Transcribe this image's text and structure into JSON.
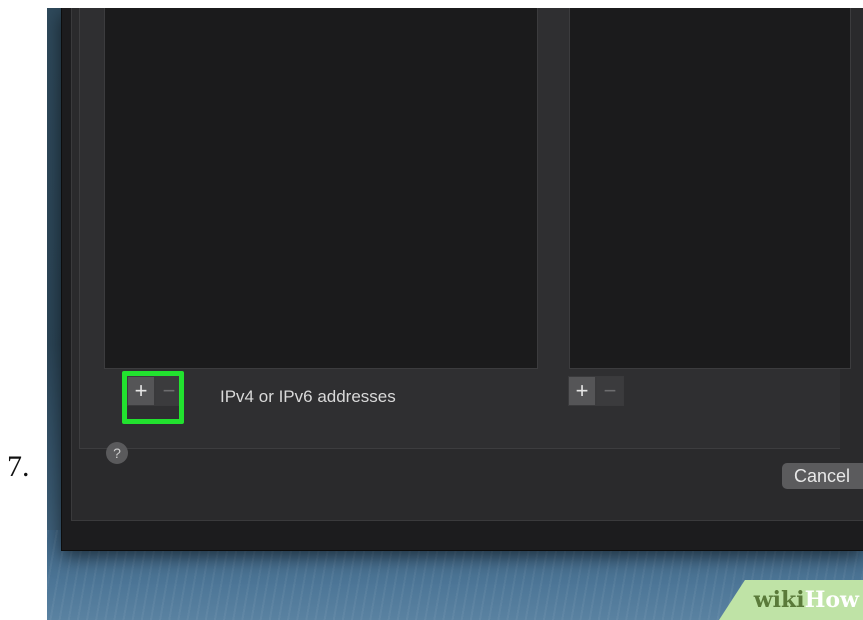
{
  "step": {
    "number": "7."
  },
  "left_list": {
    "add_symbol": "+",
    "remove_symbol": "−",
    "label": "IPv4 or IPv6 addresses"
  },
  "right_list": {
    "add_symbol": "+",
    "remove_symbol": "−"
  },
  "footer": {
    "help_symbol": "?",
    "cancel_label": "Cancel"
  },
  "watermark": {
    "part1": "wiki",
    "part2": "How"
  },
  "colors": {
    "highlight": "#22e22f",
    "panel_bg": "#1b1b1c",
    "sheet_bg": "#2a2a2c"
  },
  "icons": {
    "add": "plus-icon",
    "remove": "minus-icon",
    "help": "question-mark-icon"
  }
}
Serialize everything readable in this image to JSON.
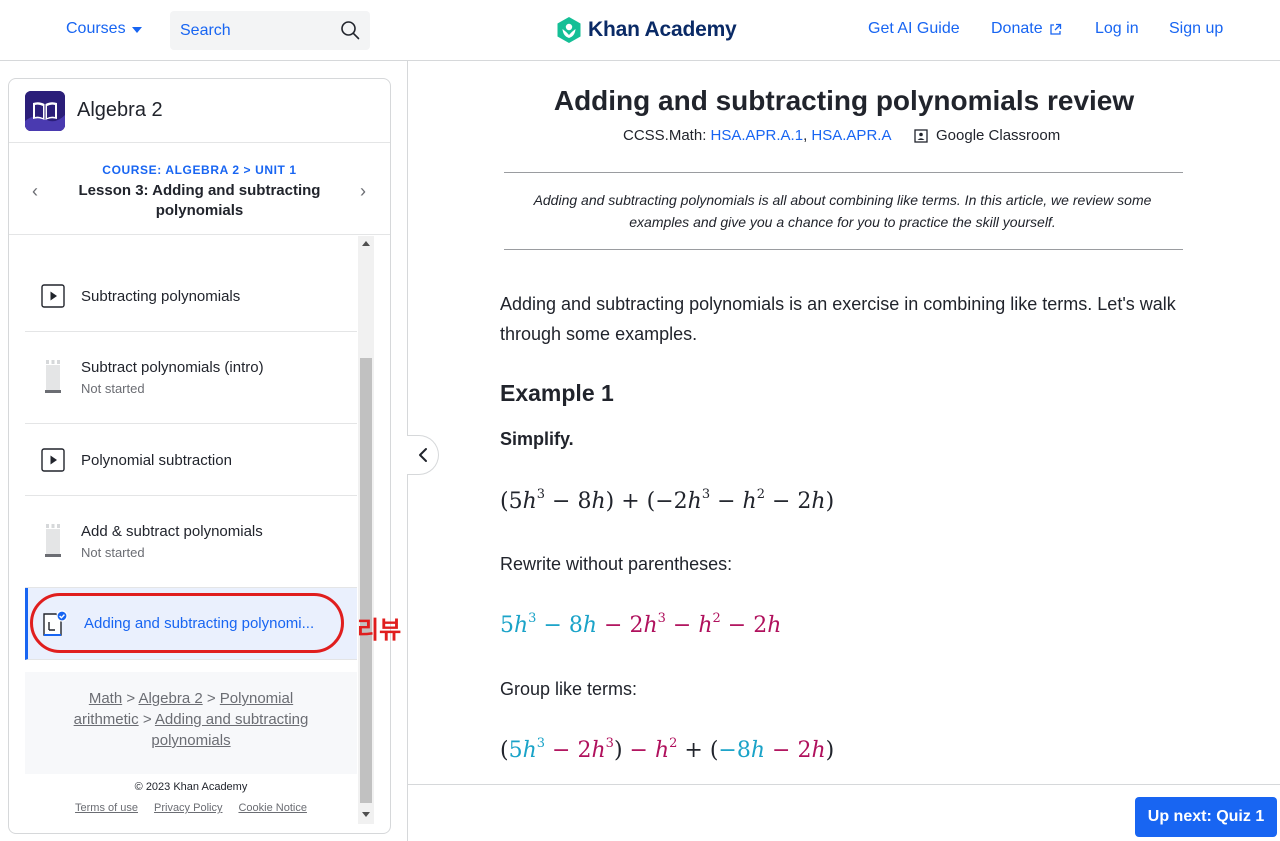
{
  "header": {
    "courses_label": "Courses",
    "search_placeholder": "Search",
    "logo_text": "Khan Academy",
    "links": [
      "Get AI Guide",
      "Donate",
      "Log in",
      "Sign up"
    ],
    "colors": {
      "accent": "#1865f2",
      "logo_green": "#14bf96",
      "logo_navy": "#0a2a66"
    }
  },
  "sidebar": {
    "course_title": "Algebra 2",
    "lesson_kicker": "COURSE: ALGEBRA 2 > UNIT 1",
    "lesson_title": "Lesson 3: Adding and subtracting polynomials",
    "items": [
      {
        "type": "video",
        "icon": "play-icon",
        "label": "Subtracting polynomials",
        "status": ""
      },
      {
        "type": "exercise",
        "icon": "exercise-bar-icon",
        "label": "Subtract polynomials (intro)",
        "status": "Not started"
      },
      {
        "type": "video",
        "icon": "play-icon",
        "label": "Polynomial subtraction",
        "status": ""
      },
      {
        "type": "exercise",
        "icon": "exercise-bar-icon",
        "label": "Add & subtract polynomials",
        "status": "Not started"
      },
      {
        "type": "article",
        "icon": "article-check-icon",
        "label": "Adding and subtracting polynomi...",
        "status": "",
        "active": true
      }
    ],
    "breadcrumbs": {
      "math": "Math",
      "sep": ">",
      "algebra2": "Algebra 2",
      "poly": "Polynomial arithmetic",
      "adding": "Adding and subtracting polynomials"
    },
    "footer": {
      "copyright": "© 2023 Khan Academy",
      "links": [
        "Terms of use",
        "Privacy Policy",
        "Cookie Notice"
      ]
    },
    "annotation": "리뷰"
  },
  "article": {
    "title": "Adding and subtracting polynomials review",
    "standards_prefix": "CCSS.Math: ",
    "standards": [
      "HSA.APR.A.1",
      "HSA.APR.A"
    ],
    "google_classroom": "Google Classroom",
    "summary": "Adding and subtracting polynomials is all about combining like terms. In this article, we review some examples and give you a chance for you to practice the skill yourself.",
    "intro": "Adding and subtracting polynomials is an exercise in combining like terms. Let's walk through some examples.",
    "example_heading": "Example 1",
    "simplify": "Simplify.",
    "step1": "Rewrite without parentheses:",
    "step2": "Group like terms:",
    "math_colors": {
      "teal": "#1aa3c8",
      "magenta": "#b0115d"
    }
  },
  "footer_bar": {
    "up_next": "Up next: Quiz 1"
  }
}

....

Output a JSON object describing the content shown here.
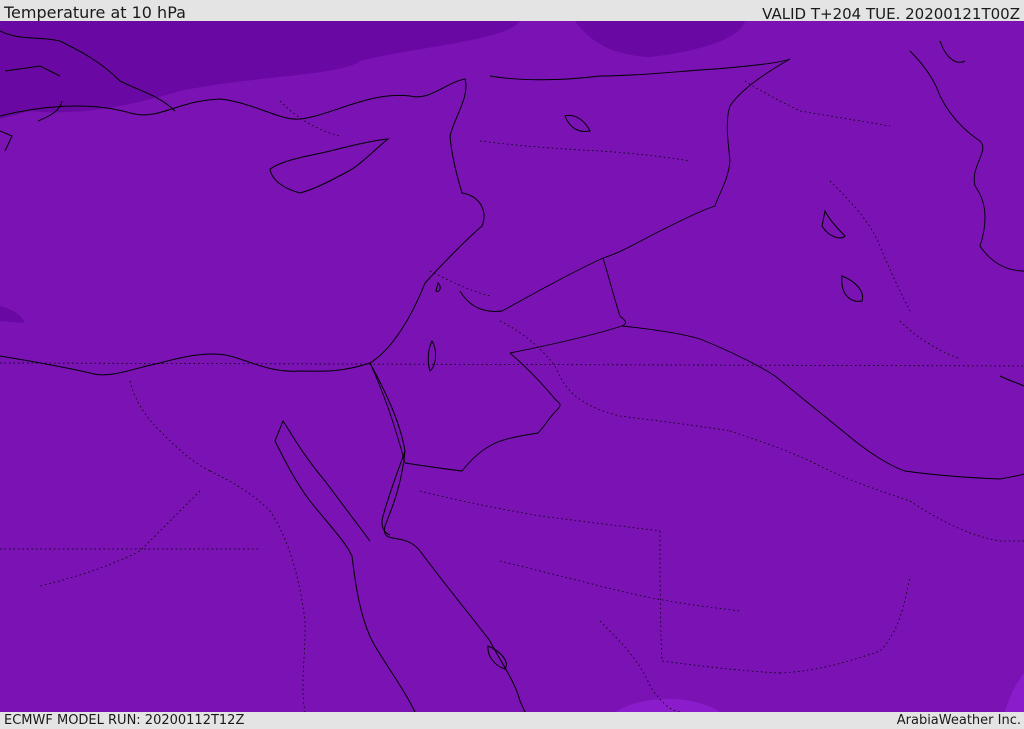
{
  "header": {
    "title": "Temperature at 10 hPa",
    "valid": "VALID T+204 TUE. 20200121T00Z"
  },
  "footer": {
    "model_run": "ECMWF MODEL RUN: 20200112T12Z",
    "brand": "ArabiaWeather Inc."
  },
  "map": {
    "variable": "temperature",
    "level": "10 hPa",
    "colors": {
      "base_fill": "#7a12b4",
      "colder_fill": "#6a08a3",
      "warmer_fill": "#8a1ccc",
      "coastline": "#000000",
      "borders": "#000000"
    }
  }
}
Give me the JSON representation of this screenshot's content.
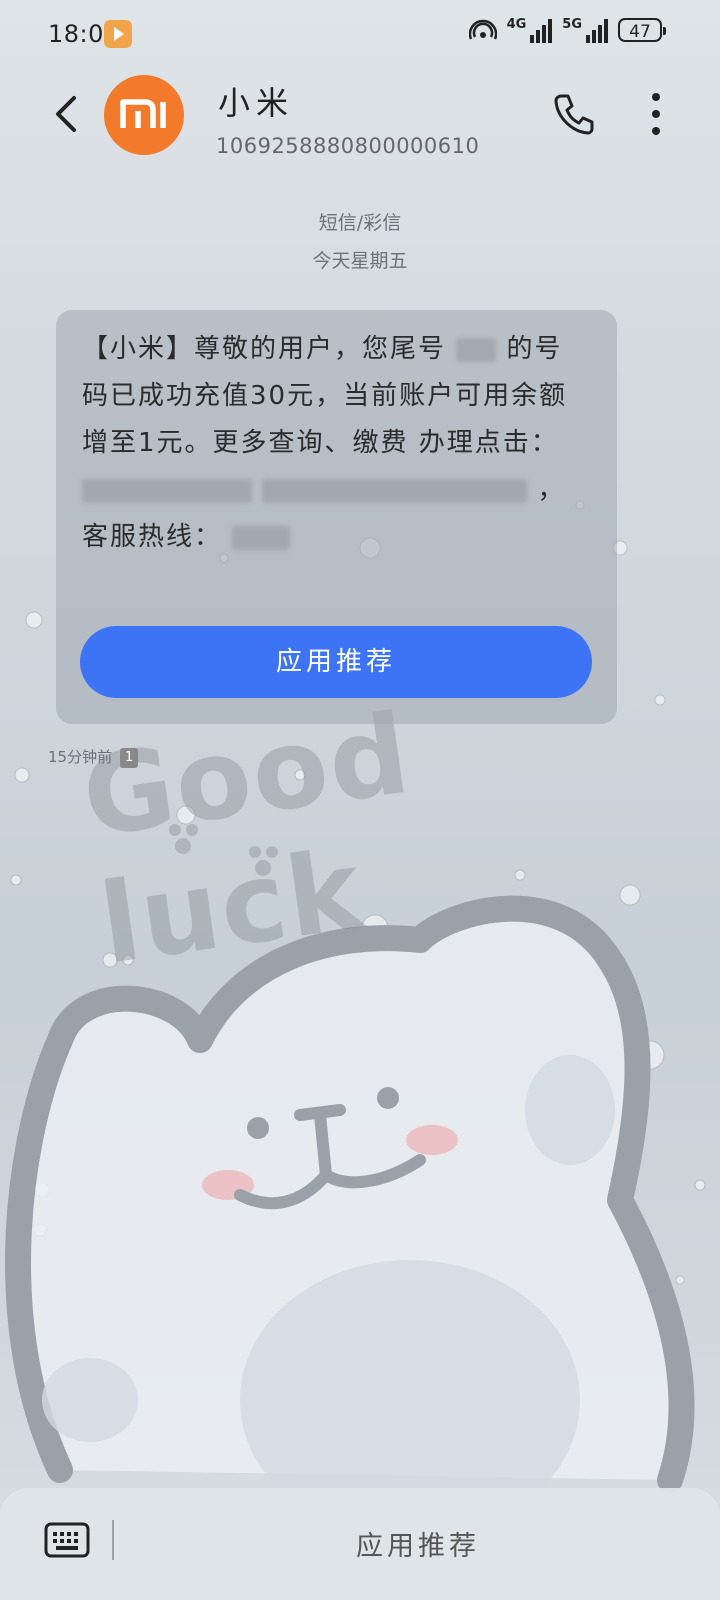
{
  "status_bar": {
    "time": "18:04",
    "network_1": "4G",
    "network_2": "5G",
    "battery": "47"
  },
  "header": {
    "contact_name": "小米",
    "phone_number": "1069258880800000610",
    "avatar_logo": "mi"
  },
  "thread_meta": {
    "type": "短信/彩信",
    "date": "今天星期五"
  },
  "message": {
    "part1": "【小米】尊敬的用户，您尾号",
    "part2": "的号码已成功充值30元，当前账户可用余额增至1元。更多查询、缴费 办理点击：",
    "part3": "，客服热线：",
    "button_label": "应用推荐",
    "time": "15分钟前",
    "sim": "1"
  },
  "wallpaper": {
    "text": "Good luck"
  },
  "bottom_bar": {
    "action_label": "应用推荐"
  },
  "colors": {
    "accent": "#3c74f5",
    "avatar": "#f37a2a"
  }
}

....

◆ Aim
List the lines of the records where "JSON" occurs.

◆ Written response
Transcribe this image's text and structure into JSON.
Serialize everything readable in this image to JSON.
Output a JSON object describing the content shown here.
Give me the JSON representation of this screenshot's content.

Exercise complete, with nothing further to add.